**DIRECTION**
Write out the material from its first line through the line containing "y-tick-label: -: [214, 944, 223, 975]", both included, as a JSON list of strings with one string per line and blank lines omitted.

------ RECORDS FOR THIS TASK ------

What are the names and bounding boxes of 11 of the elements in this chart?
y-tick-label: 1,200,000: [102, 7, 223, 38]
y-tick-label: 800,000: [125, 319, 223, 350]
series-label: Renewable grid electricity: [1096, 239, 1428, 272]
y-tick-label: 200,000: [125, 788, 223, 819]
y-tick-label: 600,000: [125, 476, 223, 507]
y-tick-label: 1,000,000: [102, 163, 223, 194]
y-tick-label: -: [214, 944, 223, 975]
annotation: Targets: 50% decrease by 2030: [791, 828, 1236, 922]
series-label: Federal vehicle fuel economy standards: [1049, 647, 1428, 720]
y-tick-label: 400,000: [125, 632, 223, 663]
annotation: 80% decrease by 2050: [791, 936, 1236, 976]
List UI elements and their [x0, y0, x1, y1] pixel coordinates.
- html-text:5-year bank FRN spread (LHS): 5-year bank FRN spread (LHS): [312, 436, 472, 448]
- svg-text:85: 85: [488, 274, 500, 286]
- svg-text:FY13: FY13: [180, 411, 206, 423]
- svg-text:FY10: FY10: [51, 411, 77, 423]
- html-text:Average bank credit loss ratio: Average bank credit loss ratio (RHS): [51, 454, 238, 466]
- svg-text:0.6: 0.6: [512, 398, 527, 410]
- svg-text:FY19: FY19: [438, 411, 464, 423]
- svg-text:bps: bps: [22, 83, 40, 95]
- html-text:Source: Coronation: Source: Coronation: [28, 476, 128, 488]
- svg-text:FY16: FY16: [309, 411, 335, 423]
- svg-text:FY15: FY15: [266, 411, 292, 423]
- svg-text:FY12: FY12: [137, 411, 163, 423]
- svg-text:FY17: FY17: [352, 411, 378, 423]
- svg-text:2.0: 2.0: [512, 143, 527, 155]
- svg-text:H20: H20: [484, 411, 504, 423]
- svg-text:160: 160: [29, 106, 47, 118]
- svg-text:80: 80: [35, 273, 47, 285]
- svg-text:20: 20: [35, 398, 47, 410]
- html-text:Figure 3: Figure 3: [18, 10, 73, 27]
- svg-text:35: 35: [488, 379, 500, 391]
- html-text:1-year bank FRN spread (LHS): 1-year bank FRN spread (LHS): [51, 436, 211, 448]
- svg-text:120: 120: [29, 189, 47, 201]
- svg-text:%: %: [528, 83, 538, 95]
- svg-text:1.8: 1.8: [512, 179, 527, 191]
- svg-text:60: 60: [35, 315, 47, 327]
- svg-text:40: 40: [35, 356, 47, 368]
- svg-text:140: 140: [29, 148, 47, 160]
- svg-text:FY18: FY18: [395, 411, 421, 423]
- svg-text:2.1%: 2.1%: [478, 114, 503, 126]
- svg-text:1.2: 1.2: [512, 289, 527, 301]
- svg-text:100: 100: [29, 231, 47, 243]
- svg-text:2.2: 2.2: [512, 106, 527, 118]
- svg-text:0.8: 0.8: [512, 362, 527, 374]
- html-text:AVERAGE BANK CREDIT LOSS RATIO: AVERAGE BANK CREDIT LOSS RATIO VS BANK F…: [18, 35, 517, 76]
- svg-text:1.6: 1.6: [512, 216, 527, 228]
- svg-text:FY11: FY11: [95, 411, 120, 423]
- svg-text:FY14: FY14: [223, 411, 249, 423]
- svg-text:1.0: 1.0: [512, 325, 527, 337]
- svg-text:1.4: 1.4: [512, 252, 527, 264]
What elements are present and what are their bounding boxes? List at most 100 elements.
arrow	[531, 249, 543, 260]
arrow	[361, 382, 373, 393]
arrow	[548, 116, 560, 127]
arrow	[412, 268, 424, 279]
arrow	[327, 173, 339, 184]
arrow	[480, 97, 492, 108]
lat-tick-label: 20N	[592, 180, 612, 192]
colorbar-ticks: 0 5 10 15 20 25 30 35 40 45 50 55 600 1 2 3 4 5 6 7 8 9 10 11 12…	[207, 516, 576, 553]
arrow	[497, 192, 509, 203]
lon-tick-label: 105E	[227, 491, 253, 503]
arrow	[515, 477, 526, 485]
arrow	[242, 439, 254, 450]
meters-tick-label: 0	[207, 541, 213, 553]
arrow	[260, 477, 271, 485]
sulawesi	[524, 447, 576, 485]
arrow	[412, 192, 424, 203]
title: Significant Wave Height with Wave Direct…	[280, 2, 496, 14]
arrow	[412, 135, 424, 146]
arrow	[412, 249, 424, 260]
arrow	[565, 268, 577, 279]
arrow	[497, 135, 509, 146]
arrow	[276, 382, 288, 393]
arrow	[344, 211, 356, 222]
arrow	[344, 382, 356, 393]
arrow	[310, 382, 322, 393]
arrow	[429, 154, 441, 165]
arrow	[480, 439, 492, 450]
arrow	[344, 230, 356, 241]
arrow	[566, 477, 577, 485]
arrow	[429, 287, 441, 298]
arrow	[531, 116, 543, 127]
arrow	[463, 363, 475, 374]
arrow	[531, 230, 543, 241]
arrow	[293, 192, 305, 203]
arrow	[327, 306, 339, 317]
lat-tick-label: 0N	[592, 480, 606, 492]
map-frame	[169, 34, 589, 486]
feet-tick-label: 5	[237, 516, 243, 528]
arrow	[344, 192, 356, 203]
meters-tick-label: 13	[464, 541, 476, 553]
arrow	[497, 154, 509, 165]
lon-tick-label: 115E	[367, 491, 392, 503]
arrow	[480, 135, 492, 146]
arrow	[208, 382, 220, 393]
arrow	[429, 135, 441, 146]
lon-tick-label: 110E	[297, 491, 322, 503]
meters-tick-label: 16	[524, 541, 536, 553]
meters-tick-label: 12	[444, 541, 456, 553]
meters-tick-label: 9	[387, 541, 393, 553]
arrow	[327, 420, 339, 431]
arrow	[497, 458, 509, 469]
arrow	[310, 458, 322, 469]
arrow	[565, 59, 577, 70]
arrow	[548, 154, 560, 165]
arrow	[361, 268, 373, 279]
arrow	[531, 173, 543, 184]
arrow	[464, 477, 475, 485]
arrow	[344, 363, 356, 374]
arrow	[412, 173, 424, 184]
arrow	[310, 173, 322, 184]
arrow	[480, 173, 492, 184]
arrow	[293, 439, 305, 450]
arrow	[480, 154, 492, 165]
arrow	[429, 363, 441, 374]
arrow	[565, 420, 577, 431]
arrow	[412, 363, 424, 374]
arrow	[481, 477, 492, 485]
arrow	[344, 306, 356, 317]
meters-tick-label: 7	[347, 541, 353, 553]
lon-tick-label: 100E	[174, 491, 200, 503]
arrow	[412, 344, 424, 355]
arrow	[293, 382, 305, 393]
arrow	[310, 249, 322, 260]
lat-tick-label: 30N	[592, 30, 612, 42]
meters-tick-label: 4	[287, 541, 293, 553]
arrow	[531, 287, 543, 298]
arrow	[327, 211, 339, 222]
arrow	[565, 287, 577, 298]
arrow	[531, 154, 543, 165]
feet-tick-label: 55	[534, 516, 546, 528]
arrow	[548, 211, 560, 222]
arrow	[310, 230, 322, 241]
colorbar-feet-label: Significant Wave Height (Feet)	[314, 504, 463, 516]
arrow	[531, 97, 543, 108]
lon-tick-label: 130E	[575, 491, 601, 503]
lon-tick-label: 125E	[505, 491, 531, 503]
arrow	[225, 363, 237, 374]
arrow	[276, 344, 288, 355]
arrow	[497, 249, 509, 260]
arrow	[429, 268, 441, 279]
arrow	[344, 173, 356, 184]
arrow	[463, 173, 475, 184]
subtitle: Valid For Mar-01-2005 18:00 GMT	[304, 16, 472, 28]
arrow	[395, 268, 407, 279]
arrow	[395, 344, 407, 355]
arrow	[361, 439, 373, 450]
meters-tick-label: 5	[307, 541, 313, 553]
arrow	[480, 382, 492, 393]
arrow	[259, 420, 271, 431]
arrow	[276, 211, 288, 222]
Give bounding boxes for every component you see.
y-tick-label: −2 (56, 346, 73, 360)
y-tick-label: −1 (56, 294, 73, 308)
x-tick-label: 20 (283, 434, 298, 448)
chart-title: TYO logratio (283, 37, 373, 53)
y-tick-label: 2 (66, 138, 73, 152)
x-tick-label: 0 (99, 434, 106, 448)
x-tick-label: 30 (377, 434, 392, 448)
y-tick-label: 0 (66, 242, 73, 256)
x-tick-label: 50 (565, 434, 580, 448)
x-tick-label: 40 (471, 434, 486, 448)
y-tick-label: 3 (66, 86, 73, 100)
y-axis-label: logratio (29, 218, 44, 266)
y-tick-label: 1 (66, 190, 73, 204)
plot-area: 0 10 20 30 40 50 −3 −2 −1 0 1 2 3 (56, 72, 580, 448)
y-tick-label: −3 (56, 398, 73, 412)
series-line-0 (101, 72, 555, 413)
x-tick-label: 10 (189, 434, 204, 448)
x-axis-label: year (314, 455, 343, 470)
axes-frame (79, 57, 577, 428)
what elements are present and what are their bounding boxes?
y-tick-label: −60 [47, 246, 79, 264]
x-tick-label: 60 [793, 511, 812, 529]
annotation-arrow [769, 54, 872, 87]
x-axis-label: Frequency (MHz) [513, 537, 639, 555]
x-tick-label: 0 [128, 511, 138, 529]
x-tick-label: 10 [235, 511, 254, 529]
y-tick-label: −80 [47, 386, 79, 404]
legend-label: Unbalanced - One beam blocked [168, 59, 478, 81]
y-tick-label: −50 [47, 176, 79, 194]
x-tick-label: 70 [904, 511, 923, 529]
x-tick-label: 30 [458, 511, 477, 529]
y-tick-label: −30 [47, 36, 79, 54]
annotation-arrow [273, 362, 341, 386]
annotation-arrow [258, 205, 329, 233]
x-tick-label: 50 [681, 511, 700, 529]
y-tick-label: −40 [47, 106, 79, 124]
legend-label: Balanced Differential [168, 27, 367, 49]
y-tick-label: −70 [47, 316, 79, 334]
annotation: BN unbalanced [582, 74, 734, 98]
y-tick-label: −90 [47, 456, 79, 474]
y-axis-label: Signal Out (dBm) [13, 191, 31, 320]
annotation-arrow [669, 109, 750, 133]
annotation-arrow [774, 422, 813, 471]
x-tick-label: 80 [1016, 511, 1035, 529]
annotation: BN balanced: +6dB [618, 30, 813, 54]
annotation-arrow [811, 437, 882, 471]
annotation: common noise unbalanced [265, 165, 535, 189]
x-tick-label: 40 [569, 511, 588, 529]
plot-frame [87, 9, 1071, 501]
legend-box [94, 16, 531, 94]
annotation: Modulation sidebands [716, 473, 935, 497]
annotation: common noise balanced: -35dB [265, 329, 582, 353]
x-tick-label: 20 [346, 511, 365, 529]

------

**WRITTEN ANSWER**
[
  "What are the names and bounding boxes of 11 of the elements in this chart?",
  "y-tick-label: 1,200,000: [102, 7, 223, 38]",
  "y-tick-label: 800,000: [125, 319, 223, 350]",
  "series-label: Renewable grid electricity: [1096, 239, 1428, 272]",
  "y-tick-label: 200,000: [125, 788, 223, 819]",
  "y-tick-label: 600,000: [125, 476, 223, 507]",
  "y-tick-label: 1,000,000: [102, 163, 223, 194]",
  "y-tick-label: -: [214, 944, 223, 975]"
]